▶ [PROVIDED INFORMATION]:
━━━━━━━━━━━━━━━━

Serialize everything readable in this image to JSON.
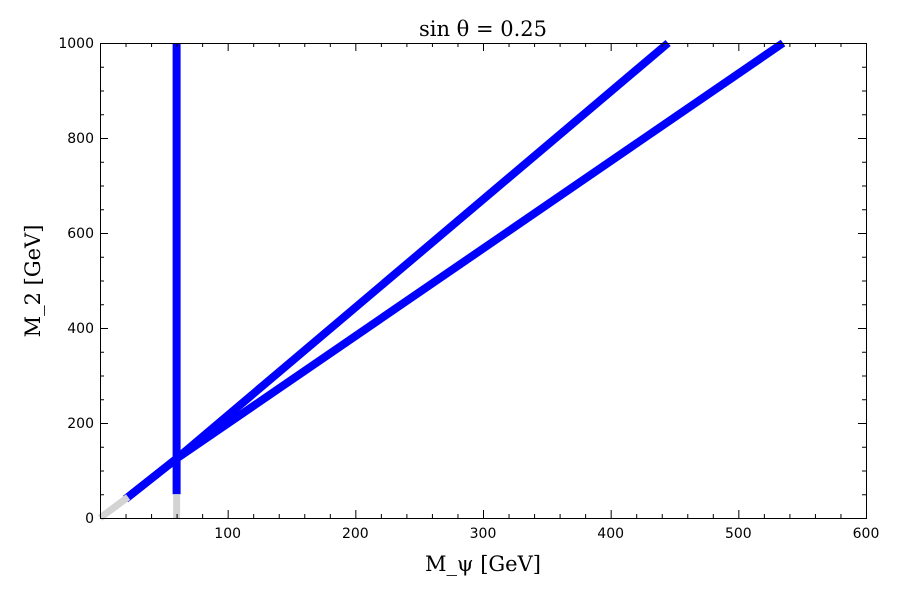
{
  "chart_data": {
    "type": "line",
    "title": "sin θ = 0.25",
    "xlabel": "M_ψ [GeV]",
    "ylabel": "M_2 [GeV]",
    "xlim": [
      0,
      600
    ],
    "ylim": [
      0,
      1000
    ],
    "xticks": [
      100,
      200,
      300,
      400,
      500,
      600
    ],
    "yticks": [
      0,
      200,
      400,
      600,
      800,
      1000
    ],
    "x_minor_step": 20,
    "y_minor_step": 50,
    "grid": false,
    "colors": {
      "allowed": "#0000ff",
      "excluded": "#d3d3d3"
    },
    "series": [
      {
        "style": "allowed",
        "x": [
          20,
          60,
          445
        ],
        "y": [
          40,
          125,
          1000
        ]
      },
      {
        "style": "allowed",
        "x": [
          20,
          60,
          535
        ],
        "y": [
          40,
          125,
          1000
        ]
      },
      {
        "style": "allowed",
        "x": [
          60,
          60
        ],
        "y": [
          50,
          1000
        ]
      },
      {
        "style": "excluded",
        "x": [
          0,
          22
        ],
        "y": [
          0,
          44
        ]
      },
      {
        "style": "excluded",
        "x": [
          60,
          60
        ],
        "y": [
          0,
          50
        ]
      }
    ]
  }
}
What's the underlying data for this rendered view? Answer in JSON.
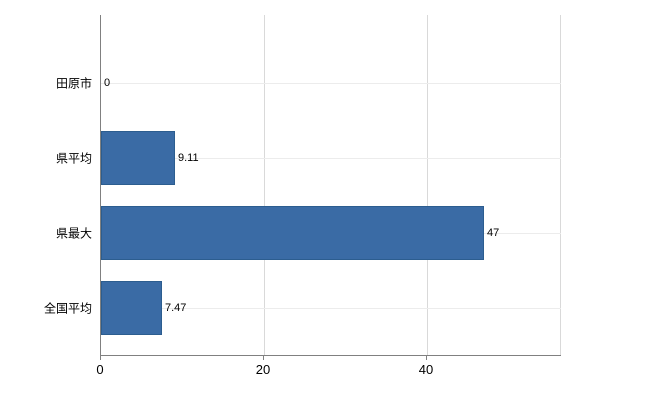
{
  "chart_data": {
    "type": "bar",
    "orientation": "horizontal",
    "title": "",
    "categories": [
      "田原市",
      "県平均",
      "県最大",
      "全国平均"
    ],
    "values": [
      0,
      9.11,
      47,
      7.47
    ],
    "value_labels": [
      "0",
      "9.11",
      "47",
      "7.47"
    ],
    "x_ticks": [
      0,
      20,
      40
    ],
    "x_tick_labels": [
      "0",
      "20",
      "40"
    ],
    "xlim": [
      0,
      56.4
    ],
    "grid": "vertical-light",
    "legend": "none",
    "bar_color": "#3a6ba5",
    "bar_border_color": "#2c5d8f",
    "axis_color": "#808080",
    "background_color": "#ffffff"
  }
}
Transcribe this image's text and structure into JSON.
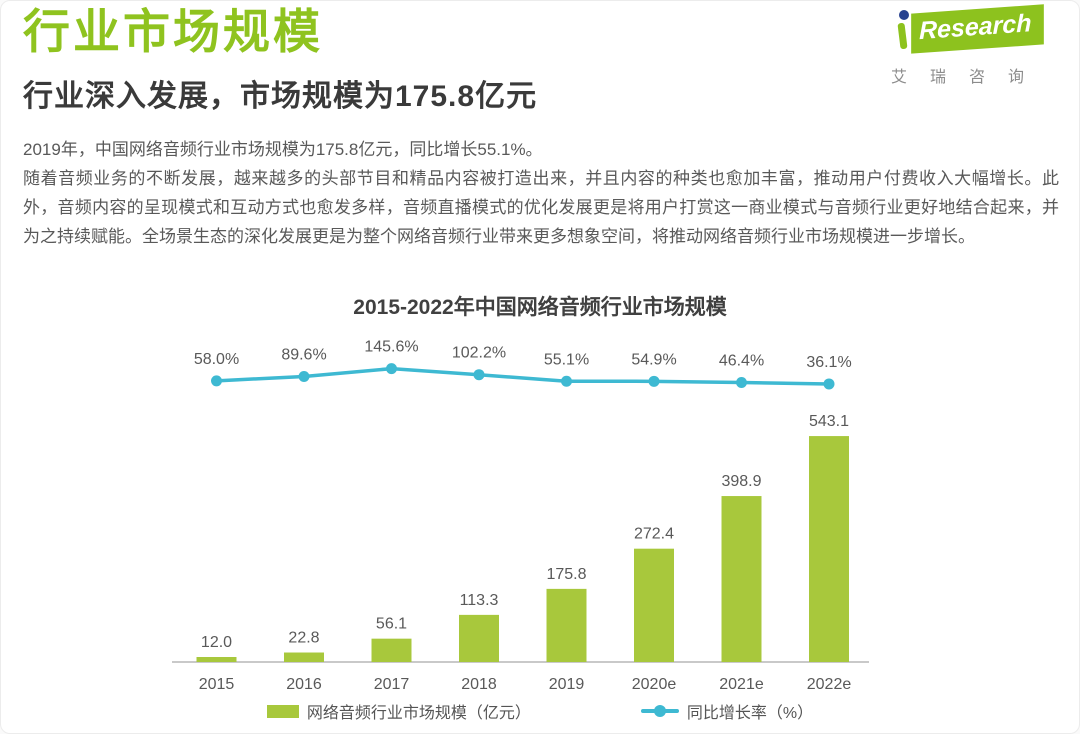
{
  "page": {
    "title": "行业市场规模",
    "subtitle": "行业深入发展，市场规模为175.8亿元",
    "paragraph1": "2019年，中国网络音频行业市场规模为175.8亿元，同比增长55.1%。",
    "paragraph2": "随着音频业务的不断发展，越来越多的头部节目和精品内容被打造出来，并且内容的种类也愈加丰富，推动用户付费收入大幅增长。此外，音频内容的呈现模式和互动方式也愈发多样，音频直播模式的优化发展更是将用户打赏这一商业模式与音频行业更好地结合起来，并为之持续赋能。全场景生态的深化发展更是为整个网络音频行业带来更多想象空间，将推动网络音频行业市场规模进一步增长。"
  },
  "logo": {
    "brand_text": "Research",
    "brand_cn": "艾瑞咨询"
  },
  "colors": {
    "brand_green": "#8fc31f",
    "bar_green": "#a8c83c",
    "line_teal": "#3eb9d2",
    "text_gray": "#595959"
  },
  "chart_data": {
    "type": "bar",
    "title": "2015-2022年中国网络音频行业市场规模",
    "categories": [
      "2015",
      "2016",
      "2017",
      "2018",
      "2019",
      "2020e",
      "2021e",
      "2022e"
    ],
    "series": [
      {
        "name": "网络音频行业市场规模（亿元）",
        "type": "bar",
        "color": "#a8c83c",
        "values": [
          12.0,
          22.8,
          56.1,
          113.3,
          175.8,
          272.4,
          398.9,
          543.1
        ]
      },
      {
        "name": "同比增长率（%）",
        "type": "line",
        "color": "#3eb9d2",
        "values": [
          58.0,
          89.6,
          145.6,
          102.2,
          55.1,
          54.9,
          46.4,
          36.1
        ]
      }
    ],
    "xlabel": "",
    "ylabel": "",
    "ylim_bar": [
      0,
      600
    ],
    "grid": false,
    "legend_position": "bottom",
    "value_labels": true
  }
}
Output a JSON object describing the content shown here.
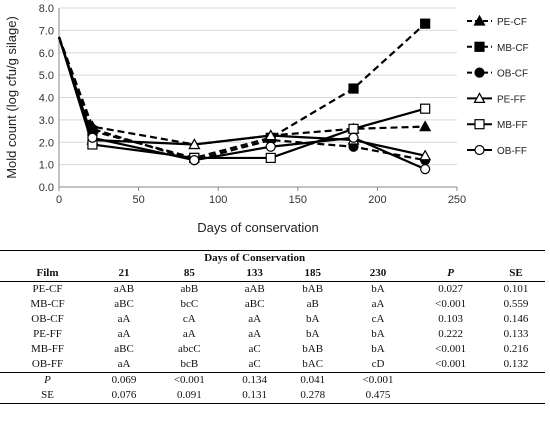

━━━━━━━━━━━━━━━━

▶ [EXERCISE OBJECTIVE]: Locate and copy each line in the data above that includes the word "image".

▶ [SOLUTION FOR THIS EXERCISE]:
Serialize everything readable in this image to JSON.
Transcribe this image's text and structure into JSON.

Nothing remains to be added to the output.